<<<<

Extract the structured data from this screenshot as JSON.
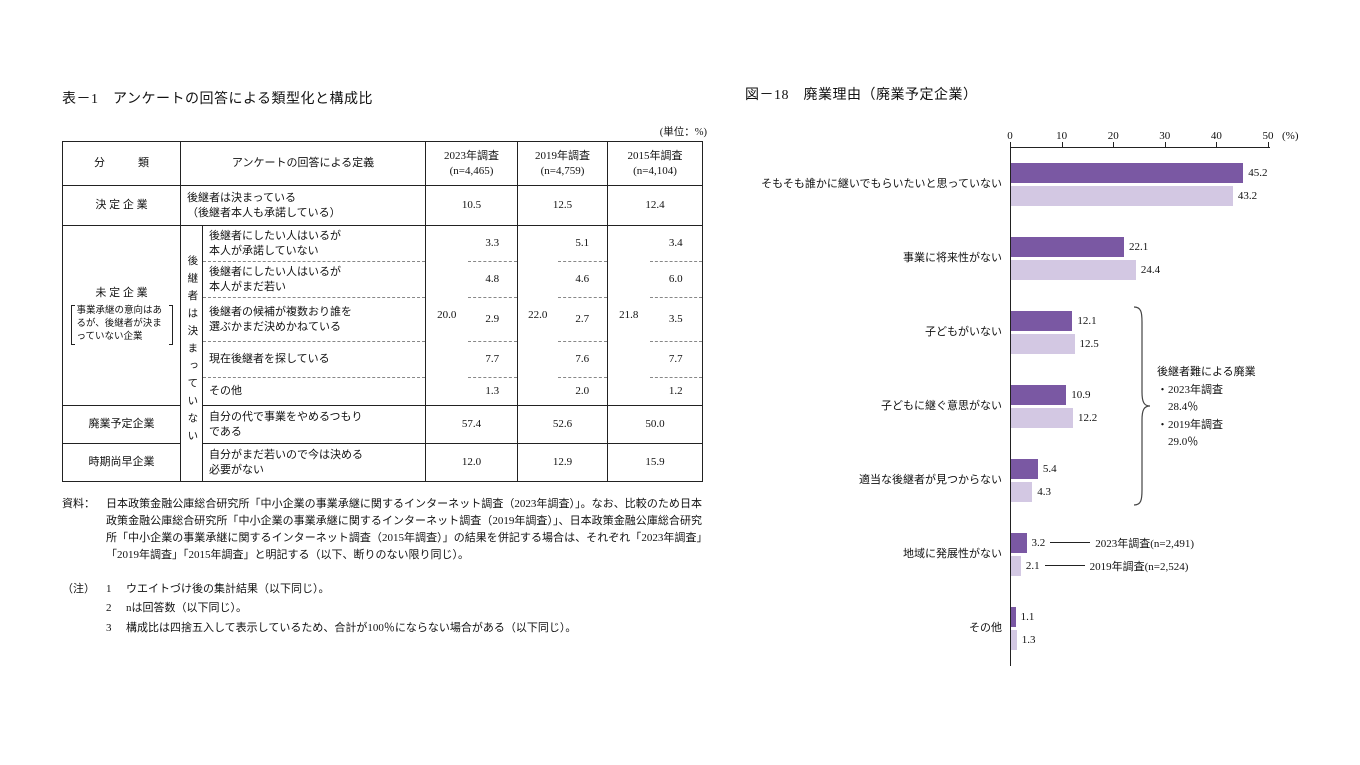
{
  "table": {
    "title": "表－1　アンケートの回答による類型化と構成比",
    "unit": "(単位：%)",
    "headers": {
      "classification": "分　　　類",
      "definition": "アンケートの回答による定義",
      "y2023": "2023年調査",
      "n2023": "(n=4,465)",
      "y2019": "2019年調査",
      "n2019": "(n=4,759)",
      "y2015": "2015年調査",
      "n2015": "(n=4,104)"
    },
    "rows": {
      "kettei": {
        "label": "決 定 企 業",
        "def": "後継者は決まっている\n（後継者本人も承諾している）",
        "v2023": "10.5",
        "v2019": "12.5",
        "v2015": "12.4"
      },
      "mitei": {
        "label": "未 定 企 業",
        "note": "事業承継の意向はあるが、後継者が決まっていない企業",
        "strip": "後継者は決まっていない",
        "totals": {
          "v2023": "20.0",
          "v2019": "22.0",
          "v2015": "21.8"
        },
        "subrows": [
          {
            "def": "後継者にしたい人はいるが\n本人が承諾していない",
            "v2023": "3.3",
            "v2019": "5.1",
            "v2015": "3.4"
          },
          {
            "def": "後継者にしたい人はいるが\n本人がまだ若い",
            "v2023": "4.8",
            "v2019": "4.6",
            "v2015": "6.0"
          },
          {
            "def": "後継者の候補が複数おり誰を\n選ぶかまだ決めかねている",
            "v2023": "2.9",
            "v2019": "2.7",
            "v2015": "3.5"
          },
          {
            "def": "現在後継者を探している",
            "v2023": "7.7",
            "v2019": "7.6",
            "v2015": "7.7"
          },
          {
            "def": "その他",
            "v2023": "1.3",
            "v2019": "2.0",
            "v2015": "1.2"
          }
        ]
      },
      "haigyo": {
        "label": "廃業予定企業",
        "def": "自分の代で事業をやめるつもり\nである",
        "v2023": "57.4",
        "v2019": "52.6",
        "v2015": "50.0"
      },
      "jiki": {
        "label": "時期尚早企業",
        "def": "自分がまだ若いので今は決める\n必要がない",
        "v2023": "12.0",
        "v2019": "12.9",
        "v2015": "15.9"
      }
    },
    "source": {
      "label": "資料：",
      "text": "日本政策金融公庫総合研究所「中小企業の事業承継に関するインターネット調査（2023年調査）」。なお、比較のため日本政策金融公庫総合研究所「中小企業の事業承継に関するインターネット調査（2019年調査）」、日本政策金融公庫総合研究所「中小企業の事業承継に関するインターネット調査（2015年調査）」の結果を併記する場合は、それぞれ「2023年調査」「2019年調査」「2015年調査」と明記する（以下、断りのない限り同じ）。"
    },
    "notes": {
      "label": "（注）",
      "items": [
        {
          "num": "1",
          "text": "ウエイトづけ後の集計結果（以下同じ）。"
        },
        {
          "num": "2",
          "text": "nは回答数（以下同じ）。"
        },
        {
          "num": "3",
          "text": "構成比は四捨五入して表示しているため、合計が100％にならない場合がある（以下同じ）。"
        }
      ]
    }
  },
  "chart_data": {
    "type": "bar",
    "orientation": "horizontal",
    "title": "図－18　廃業理由（廃業予定企業）",
    "xlabel_unit": "(%)",
    "x_axis": {
      "ticks": [
        0,
        10,
        20,
        30,
        40,
        50
      ],
      "max": 50
    },
    "categories": [
      "そもそも誰かに継いでもらいたいと思っていない",
      "事業に将来性がない",
      "子どもがいない",
      "子どもに継ぐ意思がない",
      "適当な後継者が見つからない",
      "地域に発展性がない",
      "その他"
    ],
    "series": [
      {
        "name": "2023年調査(n=2,491)",
        "color": "#7a58a3",
        "values": [
          45.2,
          22.1,
          12.1,
          10.9,
          5.4,
          3.2,
          1.1
        ]
      },
      {
        "name": "2019年調査(n=2,524)",
        "color": "#d3c8e3",
        "values": [
          43.2,
          24.4,
          12.5,
          12.2,
          4.3,
          2.1,
          1.3
        ]
      }
    ],
    "legend_attach_category": 5,
    "annotation": {
      "lines": [
        "後継者難による廃業",
        "・2023年調査",
        "　28.4％",
        "・2019年調査",
        "　29.0％"
      ],
      "covers_categories": [
        2,
        3,
        4
      ]
    }
  }
}
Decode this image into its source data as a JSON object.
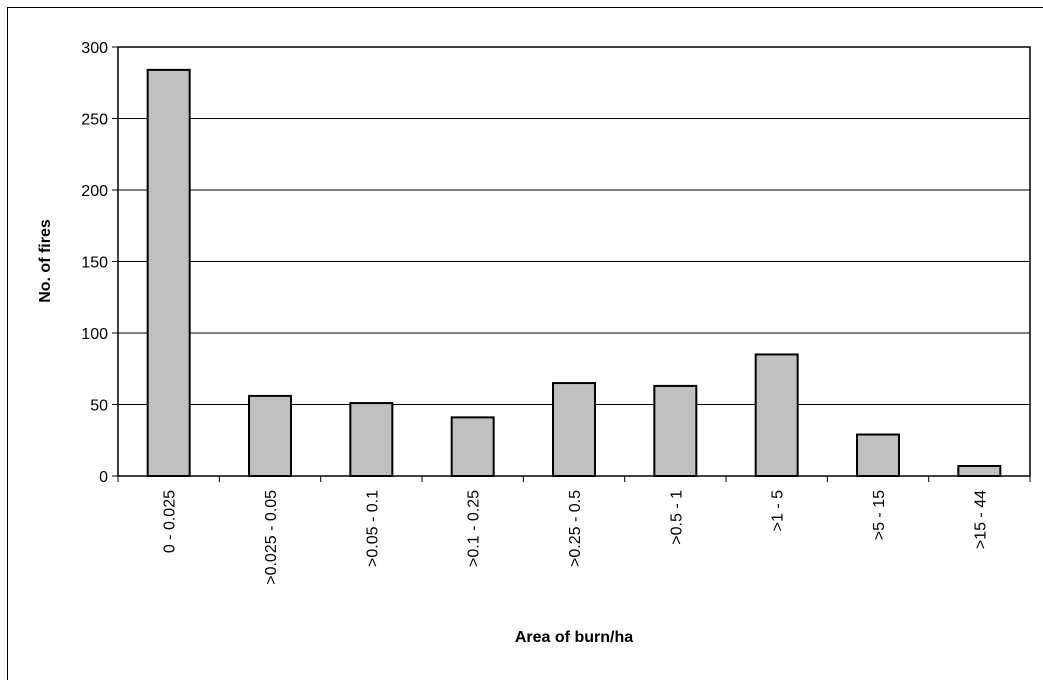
{
  "chart_data": {
    "type": "bar",
    "categories": [
      "0 - 0.025",
      ">0.025 - 0.05",
      ">0.05 - 0.1",
      ">0.1 - 0.25",
      ">0.25 - 0.5",
      ">0.5 - 1",
      ">1 - 5",
      ">5 - 15",
      ">15 - 44"
    ],
    "values": [
      284,
      56,
      51,
      41,
      65,
      63,
      85,
      29,
      7
    ],
    "title": "",
    "xlabel": "Area of burn/ha",
    "ylabel": "No. of fires",
    "ylim": [
      0,
      300
    ],
    "yticks": [
      0,
      50,
      100,
      150,
      200,
      250,
      300
    ],
    "grid": true,
    "legend": "none",
    "colors": {
      "bar_fill": "#c0c0c0",
      "bar_stroke": "#000000",
      "grid": "#000000"
    }
  }
}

>>>>

Copy the final portion of the records: every line from the one containing "Decode this image" through the last, word for word, without pictures.

Decode this image into its source data as a JSON object.
{
  "chart_data": {
    "type": "bar",
    "categories": [
      "0 - 0.025",
      ">0.025 - 0.05",
      ">0.05 - 0.1",
      ">0.1 - 0.25",
      ">0.25 - 0.5",
      ">0.5 - 1",
      ">1 - 5",
      ">5 - 15",
      ">15 - 44"
    ],
    "values": [
      284,
      56,
      51,
      41,
      65,
      63,
      85,
      29,
      7
    ],
    "title": "",
    "xlabel": "Area of burn/ha",
    "ylabel": "No. of fires",
    "ylim": [
      0,
      300
    ],
    "yticks": [
      0,
      50,
      100,
      150,
      200,
      250,
      300
    ],
    "grid": true,
    "legend": "none",
    "colors": {
      "bar_fill": "#c0c0c0",
      "bar_stroke": "#000000",
      "grid": "#000000"
    }
  }
}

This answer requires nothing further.